◆ DATA PROVIDED:
□ □ □ □ □ □ □

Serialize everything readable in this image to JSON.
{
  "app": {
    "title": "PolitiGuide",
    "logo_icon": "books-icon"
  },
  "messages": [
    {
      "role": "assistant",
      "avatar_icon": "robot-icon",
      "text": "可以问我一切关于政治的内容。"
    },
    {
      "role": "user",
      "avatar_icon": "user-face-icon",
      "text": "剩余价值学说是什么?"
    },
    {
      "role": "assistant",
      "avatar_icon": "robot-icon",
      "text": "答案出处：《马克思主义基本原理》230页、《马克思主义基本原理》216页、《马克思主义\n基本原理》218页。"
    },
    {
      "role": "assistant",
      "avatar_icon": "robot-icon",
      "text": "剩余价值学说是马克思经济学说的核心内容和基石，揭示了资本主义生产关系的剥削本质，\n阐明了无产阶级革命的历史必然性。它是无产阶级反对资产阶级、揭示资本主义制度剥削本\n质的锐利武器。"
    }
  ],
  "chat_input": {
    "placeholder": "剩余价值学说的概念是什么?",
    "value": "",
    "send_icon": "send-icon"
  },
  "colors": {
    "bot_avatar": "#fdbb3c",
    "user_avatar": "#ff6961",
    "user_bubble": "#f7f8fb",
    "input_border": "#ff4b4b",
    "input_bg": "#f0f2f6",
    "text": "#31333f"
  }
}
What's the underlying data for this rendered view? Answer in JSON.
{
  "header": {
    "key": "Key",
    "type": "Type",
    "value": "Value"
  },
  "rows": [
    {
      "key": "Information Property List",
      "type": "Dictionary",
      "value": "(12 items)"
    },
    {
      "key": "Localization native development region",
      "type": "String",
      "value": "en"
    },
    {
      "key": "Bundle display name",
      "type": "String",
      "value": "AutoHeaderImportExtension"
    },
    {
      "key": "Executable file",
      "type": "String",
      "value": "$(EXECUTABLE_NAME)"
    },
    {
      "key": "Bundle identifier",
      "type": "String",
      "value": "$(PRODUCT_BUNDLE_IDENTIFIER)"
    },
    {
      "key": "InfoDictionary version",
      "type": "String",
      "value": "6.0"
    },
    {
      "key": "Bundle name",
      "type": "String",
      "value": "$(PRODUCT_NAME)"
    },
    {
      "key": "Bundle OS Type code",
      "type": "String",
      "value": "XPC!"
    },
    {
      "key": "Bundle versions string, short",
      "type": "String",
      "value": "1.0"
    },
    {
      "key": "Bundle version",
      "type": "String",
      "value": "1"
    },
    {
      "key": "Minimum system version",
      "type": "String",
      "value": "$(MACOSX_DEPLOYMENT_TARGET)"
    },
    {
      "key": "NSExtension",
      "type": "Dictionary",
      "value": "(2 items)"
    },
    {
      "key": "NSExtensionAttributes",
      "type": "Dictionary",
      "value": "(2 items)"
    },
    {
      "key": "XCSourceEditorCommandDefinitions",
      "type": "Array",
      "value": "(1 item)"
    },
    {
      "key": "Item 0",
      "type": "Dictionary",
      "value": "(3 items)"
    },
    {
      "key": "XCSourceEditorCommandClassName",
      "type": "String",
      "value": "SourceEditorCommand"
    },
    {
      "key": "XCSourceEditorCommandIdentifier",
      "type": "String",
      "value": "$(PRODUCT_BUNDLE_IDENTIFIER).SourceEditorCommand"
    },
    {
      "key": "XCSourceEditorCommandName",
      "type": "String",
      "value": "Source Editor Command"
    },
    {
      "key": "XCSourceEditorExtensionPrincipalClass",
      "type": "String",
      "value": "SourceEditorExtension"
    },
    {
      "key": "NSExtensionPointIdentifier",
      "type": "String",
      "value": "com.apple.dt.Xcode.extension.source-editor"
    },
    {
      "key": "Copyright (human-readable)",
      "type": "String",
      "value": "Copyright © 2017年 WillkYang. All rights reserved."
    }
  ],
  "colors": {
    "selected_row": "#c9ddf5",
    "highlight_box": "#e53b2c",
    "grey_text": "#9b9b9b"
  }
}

□ □ □ □ □ □ □

◆ SHORT PROBLEM:
Where a line contains "JSON", copy that line.

◆ OUTPUT FOR THIS EXERCISE:
Serialize everything readable in this image to JSON.
What's the underlying data for this rendered view? Answer in JSON.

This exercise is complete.